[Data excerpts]
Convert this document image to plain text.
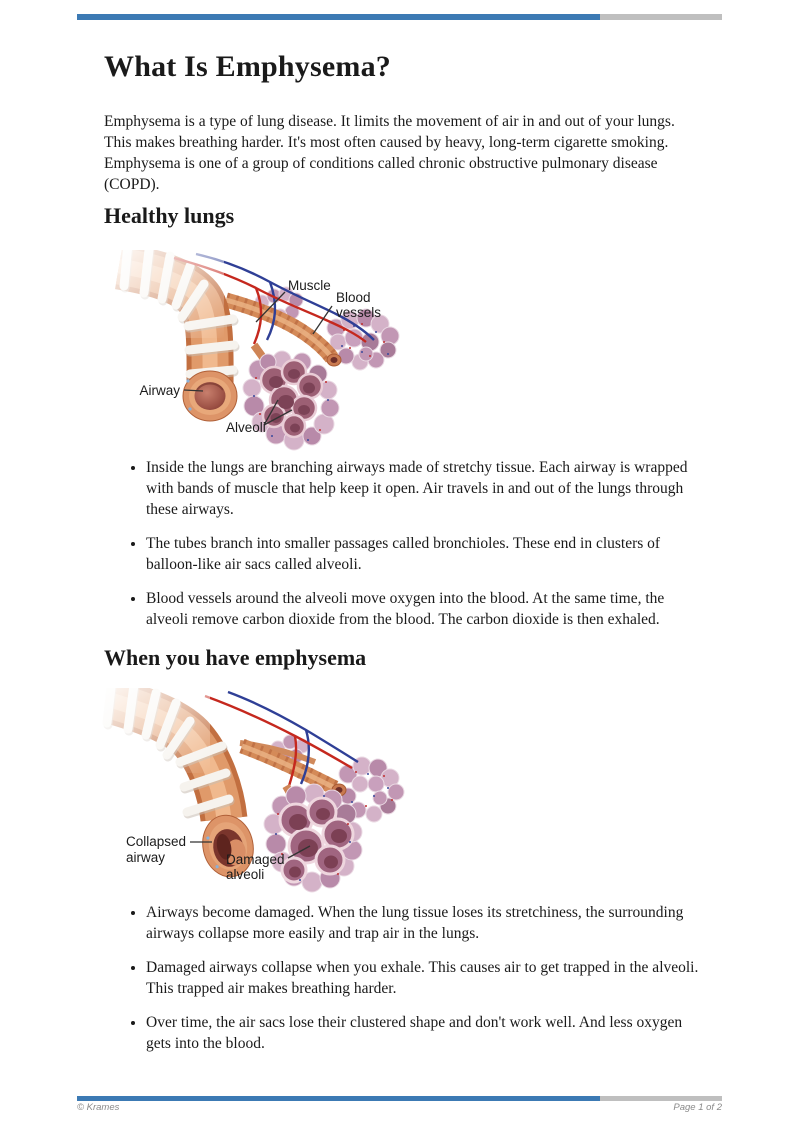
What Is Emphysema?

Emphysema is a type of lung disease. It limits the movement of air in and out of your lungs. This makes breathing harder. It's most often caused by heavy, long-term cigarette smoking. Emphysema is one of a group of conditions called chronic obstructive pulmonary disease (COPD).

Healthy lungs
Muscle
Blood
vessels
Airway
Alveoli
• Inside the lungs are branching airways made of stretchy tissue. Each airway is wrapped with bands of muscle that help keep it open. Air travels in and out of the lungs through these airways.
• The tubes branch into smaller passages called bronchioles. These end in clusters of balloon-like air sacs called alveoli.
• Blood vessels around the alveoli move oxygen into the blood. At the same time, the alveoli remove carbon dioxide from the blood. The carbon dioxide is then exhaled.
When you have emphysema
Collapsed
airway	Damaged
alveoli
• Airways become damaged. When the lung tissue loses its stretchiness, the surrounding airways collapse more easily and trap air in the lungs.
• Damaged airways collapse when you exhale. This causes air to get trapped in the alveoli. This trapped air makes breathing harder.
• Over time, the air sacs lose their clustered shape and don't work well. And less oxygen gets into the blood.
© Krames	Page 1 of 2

▶ **WHAT IS ASKED**
Wherever "harder" shows up in a line, copy that line.

▶ **OUTPUT OF THE EXERCISE**
Emphysema is a type of lung disease. It limits the movement of air in and out of your lungs. This makes breathing harder. It's most often caused by heavy, long-term cigarette smoking. Emphysema is one of a group of conditions called chronic obstructive pulmonary disease (COPD).
• Damaged airways collapse when you exhale. This causes air to get trapped in the alveoli. This trapped air makes breathing harder.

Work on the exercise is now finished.